Your goal
Wherever the string "DEKADY" appears, copy the whole line.

[Excerpt from a dataset]

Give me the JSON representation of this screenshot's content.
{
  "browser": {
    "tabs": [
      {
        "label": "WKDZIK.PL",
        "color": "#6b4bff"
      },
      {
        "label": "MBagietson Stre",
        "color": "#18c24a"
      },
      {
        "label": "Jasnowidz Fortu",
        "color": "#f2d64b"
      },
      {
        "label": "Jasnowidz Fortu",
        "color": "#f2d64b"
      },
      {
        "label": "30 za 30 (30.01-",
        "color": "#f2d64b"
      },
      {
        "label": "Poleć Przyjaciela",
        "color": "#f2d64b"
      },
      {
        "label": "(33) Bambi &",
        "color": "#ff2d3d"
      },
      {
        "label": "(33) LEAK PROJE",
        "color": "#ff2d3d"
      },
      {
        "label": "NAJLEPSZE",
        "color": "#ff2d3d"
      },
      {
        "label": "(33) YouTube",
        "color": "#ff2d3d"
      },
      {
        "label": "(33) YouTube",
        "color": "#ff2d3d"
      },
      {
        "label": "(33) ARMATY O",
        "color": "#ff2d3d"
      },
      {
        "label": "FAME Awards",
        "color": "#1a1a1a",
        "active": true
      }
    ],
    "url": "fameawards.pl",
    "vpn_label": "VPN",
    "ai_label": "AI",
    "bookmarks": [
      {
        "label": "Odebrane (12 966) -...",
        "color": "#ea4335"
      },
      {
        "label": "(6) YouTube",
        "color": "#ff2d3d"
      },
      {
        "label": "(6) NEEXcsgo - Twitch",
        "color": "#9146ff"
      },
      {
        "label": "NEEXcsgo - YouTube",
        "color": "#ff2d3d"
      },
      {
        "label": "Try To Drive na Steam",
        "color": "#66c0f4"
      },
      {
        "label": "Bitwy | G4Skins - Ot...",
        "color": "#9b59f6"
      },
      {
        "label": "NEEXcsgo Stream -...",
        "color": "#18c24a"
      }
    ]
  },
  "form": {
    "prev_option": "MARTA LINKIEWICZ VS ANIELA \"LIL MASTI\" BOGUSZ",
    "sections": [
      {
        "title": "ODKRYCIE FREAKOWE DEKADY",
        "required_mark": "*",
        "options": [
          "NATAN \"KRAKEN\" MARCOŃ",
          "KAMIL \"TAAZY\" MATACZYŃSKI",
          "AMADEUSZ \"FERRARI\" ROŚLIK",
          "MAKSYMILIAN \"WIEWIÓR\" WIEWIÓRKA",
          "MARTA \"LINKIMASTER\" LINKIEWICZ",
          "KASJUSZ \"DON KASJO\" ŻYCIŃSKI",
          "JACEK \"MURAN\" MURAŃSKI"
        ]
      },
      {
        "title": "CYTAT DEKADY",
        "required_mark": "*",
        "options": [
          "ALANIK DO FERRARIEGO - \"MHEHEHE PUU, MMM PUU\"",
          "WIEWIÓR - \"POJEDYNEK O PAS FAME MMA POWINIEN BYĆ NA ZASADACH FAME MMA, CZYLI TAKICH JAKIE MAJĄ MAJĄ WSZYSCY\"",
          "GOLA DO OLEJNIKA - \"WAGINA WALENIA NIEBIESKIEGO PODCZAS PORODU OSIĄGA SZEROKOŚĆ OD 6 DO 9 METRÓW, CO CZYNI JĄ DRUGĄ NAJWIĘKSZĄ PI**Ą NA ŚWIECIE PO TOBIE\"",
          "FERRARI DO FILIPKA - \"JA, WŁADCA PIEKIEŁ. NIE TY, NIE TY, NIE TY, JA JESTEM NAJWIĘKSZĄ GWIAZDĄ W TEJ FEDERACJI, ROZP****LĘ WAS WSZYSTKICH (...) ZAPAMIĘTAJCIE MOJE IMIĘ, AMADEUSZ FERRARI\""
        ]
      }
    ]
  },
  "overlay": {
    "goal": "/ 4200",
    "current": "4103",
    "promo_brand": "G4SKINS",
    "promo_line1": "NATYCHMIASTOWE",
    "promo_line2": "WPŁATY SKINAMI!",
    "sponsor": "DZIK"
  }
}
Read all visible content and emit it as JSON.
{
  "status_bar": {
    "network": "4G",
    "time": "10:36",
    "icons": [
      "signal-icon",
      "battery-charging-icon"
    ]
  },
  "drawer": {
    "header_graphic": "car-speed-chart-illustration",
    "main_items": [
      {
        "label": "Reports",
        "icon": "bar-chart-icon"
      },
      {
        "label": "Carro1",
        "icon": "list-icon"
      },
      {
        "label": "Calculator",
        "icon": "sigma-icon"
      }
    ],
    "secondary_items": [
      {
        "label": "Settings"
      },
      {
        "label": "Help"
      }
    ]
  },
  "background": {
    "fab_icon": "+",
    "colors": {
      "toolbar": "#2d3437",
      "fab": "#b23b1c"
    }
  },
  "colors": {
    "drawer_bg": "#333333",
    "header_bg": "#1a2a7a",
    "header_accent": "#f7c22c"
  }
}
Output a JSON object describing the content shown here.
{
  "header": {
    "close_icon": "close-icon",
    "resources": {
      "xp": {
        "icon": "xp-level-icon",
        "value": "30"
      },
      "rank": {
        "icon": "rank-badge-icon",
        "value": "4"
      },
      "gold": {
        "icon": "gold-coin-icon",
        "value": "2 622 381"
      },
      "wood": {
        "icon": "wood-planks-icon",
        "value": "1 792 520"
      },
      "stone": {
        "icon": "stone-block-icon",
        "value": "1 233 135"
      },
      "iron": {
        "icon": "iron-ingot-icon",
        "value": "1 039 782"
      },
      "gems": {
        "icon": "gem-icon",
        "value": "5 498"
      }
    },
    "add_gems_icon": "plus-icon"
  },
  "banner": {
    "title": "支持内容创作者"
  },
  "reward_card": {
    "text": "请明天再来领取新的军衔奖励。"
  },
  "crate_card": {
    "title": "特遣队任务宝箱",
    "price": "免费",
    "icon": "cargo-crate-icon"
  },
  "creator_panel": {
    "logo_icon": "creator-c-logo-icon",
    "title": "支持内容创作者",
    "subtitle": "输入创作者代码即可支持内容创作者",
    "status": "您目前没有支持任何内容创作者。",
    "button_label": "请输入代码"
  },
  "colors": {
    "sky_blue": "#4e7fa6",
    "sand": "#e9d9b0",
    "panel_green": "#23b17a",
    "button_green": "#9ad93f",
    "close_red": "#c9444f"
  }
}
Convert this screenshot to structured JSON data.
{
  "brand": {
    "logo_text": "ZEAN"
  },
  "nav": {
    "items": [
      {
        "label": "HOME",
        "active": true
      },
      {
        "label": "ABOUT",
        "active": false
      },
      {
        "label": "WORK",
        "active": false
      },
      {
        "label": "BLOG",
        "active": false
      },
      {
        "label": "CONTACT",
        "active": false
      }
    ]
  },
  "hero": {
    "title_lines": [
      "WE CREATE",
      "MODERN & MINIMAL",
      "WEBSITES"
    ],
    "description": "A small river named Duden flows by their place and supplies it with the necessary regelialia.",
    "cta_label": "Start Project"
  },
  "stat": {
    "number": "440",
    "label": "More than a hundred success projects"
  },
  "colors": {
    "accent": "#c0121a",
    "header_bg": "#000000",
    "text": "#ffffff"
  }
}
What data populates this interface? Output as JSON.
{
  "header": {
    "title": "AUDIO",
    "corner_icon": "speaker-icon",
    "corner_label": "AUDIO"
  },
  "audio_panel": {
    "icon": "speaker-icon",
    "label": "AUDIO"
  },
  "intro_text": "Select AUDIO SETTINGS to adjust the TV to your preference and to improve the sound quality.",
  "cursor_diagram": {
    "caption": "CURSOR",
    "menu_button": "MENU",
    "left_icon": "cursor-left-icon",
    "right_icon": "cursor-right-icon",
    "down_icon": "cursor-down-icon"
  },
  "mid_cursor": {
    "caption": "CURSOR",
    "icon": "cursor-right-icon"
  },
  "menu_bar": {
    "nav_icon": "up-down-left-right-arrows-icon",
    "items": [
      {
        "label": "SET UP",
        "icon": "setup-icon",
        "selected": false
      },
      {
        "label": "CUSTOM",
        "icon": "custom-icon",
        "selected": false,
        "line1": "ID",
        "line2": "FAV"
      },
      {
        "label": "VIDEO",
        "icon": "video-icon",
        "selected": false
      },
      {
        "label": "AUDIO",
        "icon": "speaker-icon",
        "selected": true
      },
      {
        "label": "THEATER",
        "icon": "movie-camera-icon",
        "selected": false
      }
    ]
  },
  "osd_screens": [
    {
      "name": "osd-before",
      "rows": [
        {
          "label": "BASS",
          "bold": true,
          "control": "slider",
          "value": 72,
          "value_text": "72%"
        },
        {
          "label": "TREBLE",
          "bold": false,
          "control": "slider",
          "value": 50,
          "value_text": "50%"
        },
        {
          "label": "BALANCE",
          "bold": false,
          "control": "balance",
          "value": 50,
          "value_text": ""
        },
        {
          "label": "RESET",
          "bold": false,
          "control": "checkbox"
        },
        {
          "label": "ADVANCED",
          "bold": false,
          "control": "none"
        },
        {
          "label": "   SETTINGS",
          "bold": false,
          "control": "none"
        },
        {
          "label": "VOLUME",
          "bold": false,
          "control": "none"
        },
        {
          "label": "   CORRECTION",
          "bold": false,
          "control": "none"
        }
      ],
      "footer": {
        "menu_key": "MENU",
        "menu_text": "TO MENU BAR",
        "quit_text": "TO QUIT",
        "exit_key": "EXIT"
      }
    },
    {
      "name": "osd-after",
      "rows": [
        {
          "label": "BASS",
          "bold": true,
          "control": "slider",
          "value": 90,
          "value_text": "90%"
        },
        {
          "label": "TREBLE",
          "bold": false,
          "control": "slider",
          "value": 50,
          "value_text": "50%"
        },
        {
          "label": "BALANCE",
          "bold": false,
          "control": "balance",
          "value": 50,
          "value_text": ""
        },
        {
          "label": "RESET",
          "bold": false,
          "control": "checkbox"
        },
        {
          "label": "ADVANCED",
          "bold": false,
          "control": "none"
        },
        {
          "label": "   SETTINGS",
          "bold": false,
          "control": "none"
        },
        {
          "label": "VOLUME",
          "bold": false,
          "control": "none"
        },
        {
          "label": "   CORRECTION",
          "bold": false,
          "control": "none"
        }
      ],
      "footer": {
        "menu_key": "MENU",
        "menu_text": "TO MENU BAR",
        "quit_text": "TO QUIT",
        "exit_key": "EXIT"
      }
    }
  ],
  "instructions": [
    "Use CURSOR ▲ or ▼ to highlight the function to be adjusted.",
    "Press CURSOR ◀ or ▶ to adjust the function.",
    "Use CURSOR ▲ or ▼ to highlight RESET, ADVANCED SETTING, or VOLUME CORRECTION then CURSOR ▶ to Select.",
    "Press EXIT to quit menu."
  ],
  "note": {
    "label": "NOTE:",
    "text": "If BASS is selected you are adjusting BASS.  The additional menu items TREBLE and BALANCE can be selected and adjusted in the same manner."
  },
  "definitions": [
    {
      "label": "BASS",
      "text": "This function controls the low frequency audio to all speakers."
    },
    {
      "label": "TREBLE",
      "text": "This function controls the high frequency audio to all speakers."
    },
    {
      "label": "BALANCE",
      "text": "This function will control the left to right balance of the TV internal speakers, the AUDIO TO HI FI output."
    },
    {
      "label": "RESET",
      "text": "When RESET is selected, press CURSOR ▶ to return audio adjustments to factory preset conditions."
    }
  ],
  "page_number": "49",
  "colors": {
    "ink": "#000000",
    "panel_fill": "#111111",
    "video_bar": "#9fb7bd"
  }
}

Result
        "title": "ODKRYCIE FREAKOWE DEKADY",
        "title": "CYTAT DEKADY",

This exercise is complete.